++++ MATERIAL TO PROCESS ++++

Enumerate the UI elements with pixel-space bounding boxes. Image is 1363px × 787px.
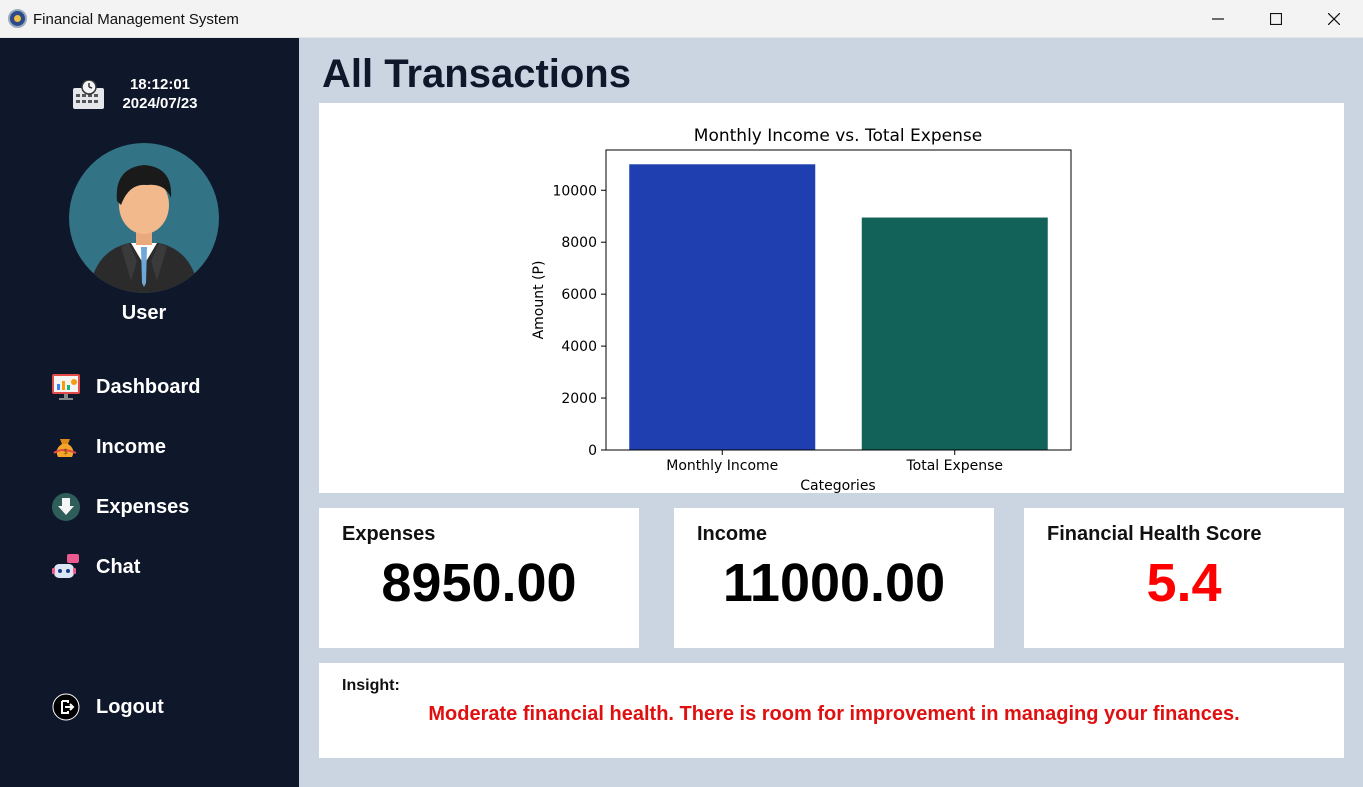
money-bag-icon: $: [50, 431, 82, 463]
health-score-card: Financial Health Score 5.4: [1024, 508, 1344, 648]
income-expense-chart: Monthly Income vs. Total Expense Monthly…: [531, 126, 1072, 494]
health-score-value: 5.4: [1146, 553, 1222, 613]
chart-y-tick-label: 6000: [561, 287, 597, 303]
maximize-button[interactable]: [1247, 0, 1305, 38]
chart-y-tick-label: 10000: [552, 183, 597, 199]
close-button[interactable]: [1305, 0, 1363, 38]
income-card: Income 11000.00: [674, 508, 994, 648]
app-logo-icon: [8, 9, 27, 28]
window-title: Financial Management System: [33, 11, 239, 28]
sidebar-item-label: Dashboard: [96, 375, 201, 398]
dashboard-icon: [50, 371, 82, 403]
chart-x-tick-label: Monthly Income: [666, 458, 778, 474]
svg-text:$: $: [63, 447, 68, 456]
chart-x-tick-label: Total Expense: [905, 458, 1003, 474]
download-icon: [50, 491, 82, 523]
chart-y-tick-label: 4000: [561, 339, 597, 355]
chart-xlabel: Categories: [800, 478, 875, 493]
expenses-label: Expenses: [342, 523, 436, 545]
chart-title: Monthly Income vs. Total Expense: [694, 126, 982, 146]
page-title: All Transactions: [322, 52, 631, 96]
sidebar-item-chat[interactable]: Chat: [50, 547, 270, 587]
clock-time: 18:12:01: [129, 76, 191, 93]
sidebar-item-expenses[interactable]: Expenses: [50, 487, 270, 527]
expenses-card: Expenses 8950.00: [319, 508, 639, 648]
chatbot-icon: [50, 551, 82, 583]
maximize-icon: [1270, 13, 1282, 25]
chart-y-tick-label: 8000: [561, 235, 597, 251]
sidebar-item-label: Chat: [96, 555, 141, 578]
minimize-button[interactable]: [1189, 0, 1247, 38]
logout-icon: [50, 691, 82, 723]
sidebar-item-label: Expenses: [96, 495, 190, 518]
insight-panel: Insight: Moderate financial health. Ther…: [319, 663, 1344, 758]
user-avatar-icon: [89, 165, 199, 293]
chart-card: Monthly Income vs. Total Expense Monthly…: [319, 103, 1344, 494]
chart-y-tick-label: 2000: [561, 391, 597, 407]
income-label: Income: [697, 523, 768, 545]
expenses-value: 8950.00: [381, 553, 577, 613]
insight-text: Moderate financial health. There is room…: [428, 703, 1240, 725]
clock-readout: 18:12:01 2024/07/23: [110, 75, 210, 113]
logout-button[interactable]: Logout: [50, 687, 270, 727]
close-icon: [1328, 13, 1340, 25]
chart-bar: [629, 164, 816, 450]
sidebar-item-income[interactable]: $ Income: [50, 427, 270, 467]
insight-label: Insight:: [342, 677, 400, 694]
minimize-icon: [1212, 18, 1224, 20]
sidebar-item-dashboard[interactable]: Dashboard: [50, 367, 270, 407]
logout-label: Logout: [96, 695, 164, 718]
clock-date: 2024/07/23: [122, 95, 198, 112]
chart-bar: [861, 217, 1048, 450]
avatar: [69, 143, 219, 293]
chart-ylabel: Amount (P): [531, 261, 547, 340]
user-name: User: [121, 302, 167, 324]
income-value: 11000.00: [722, 553, 946, 613]
sidebar-item-label: Income: [96, 435, 167, 458]
chart-y-tick-label: 0: [588, 443, 597, 459]
health-score-label: Financial Health Score: [1047, 523, 1262, 545]
sidebar: 18:12:01 2024/07/23 User Dashboard $ Inc…: [0, 38, 299, 787]
calendar-clock-icon: [73, 80, 104, 109]
window-titlebar: Financial Management System: [0, 0, 1363, 38]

++++

• [TASK DIRECTIONS]:
Copy every row above word for word, omitting the picture line.

• [EXERCISE SOLUTION]:
Enumerate the UI elements with pixel-space bounding boxes. Image is 1363px × 787px.
money-bag-icon: $: [50, 431, 82, 463]
health-score-card: Financial Health Score 5.4: [1024, 508, 1344, 648]
income-expense-chart: Monthly Income vs. Total Expense Monthly…: [531, 126, 1072, 494]
health-score-value: 5.4: [1146, 553, 1222, 613]
chart-y-tick-label: 6000: [561, 287, 597, 303]
maximize-button[interactable]: [1247, 0, 1305, 38]
chart-y-tick-label: 10000: [552, 183, 597, 199]
close-button[interactable]: [1305, 0, 1363, 38]
income-card: Income 11000.00: [674, 508, 994, 648]
app-logo-icon: [8, 9, 27, 28]
window-title: Financial Management System: [33, 11, 239, 28]
sidebar-item-label: Dashboard: [96, 375, 201, 398]
dashboard-icon: [50, 371, 82, 403]
chart-x-tick-label: Monthly Income: [666, 458, 778, 474]
svg-text:$: $: [63, 447, 68, 456]
chart-x-tick-label: Total Expense: [905, 458, 1003, 474]
download-icon: [50, 491, 82, 523]
chart-y-tick-label: 4000: [561, 339, 597, 355]
chart-xlabel: Categories: [800, 478, 875, 493]
expenses-label: Expenses: [342, 523, 436, 545]
chart-title: Monthly Income vs. Total Expense: [694, 126, 982, 146]
page-title: All Transactions: [322, 52, 631, 96]
sidebar-item-chat[interactable]: Chat: [50, 547, 270, 587]
clock-time: 18:12:01: [129, 76, 191, 93]
sidebar-item-expenses[interactable]: Expenses: [50, 487, 270, 527]
expenses-card: Expenses 8950.00: [319, 508, 639, 648]
chatbot-icon: [50, 551, 82, 583]
maximize-icon: [1270, 13, 1282, 25]
chart-y-tick-label: 8000: [561, 235, 597, 251]
sidebar-item-label: Chat: [96, 555, 141, 578]
minimize-button[interactable]: [1189, 0, 1247, 38]
logout-icon: [50, 691, 82, 723]
sidebar-item-label: Expenses: [96, 495, 190, 518]
insight-panel: Insight: Moderate financial health. Ther…: [319, 663, 1344, 758]
user-avatar-icon: [89, 165, 199, 293]
chart-card: Monthly Income vs. Total Expense Monthly…: [319, 103, 1344, 494]
chart-y-tick-label: 2000: [561, 391, 597, 407]
income-label: Income: [697, 523, 768, 545]
expenses-value: 8950.00: [381, 553, 577, 613]
insight-text: Moderate financial health. There is room…: [428, 703, 1240, 725]
clock-readout: 18:12:01 2024/07/23: [110, 75, 210, 113]
logout-button[interactable]: Logout: [50, 687, 270, 727]
close-icon: [1328, 13, 1340, 25]
chart-bar: [629, 164, 816, 450]
sidebar-item-income[interactable]: $ Income: [50, 427, 270, 467]
insight-label: Insight:: [342, 677, 400, 694]
minimize-icon: [1212, 18, 1224, 20]
sidebar-item-dashboard[interactable]: Dashboard: [50, 367, 270, 407]
logout-label: Logout: [96, 695, 164, 718]
clock-date: 2024/07/23: [122, 95, 198, 112]
chart-bar: [861, 217, 1048, 450]
avatar: [69, 143, 219, 293]
chart-ylabel: Amount (P): [531, 261, 547, 340]
user-name: User: [121, 302, 167, 324]
income-value: 11000.00: [722, 553, 946, 613]
sidebar-item-label: Income: [96, 435, 167, 458]
chart-y-tick-label: 0: [588, 443, 597, 459]
health-score-label: Financial Health Score: [1047, 523, 1262, 545]
sidebar: 18:12:01 2024/07/23 User Dashboard $ Inc…: [0, 38, 299, 787]
calendar-clock-icon: [73, 80, 104, 109]
window-titlebar: Financial Management System: [0, 0, 1363, 38]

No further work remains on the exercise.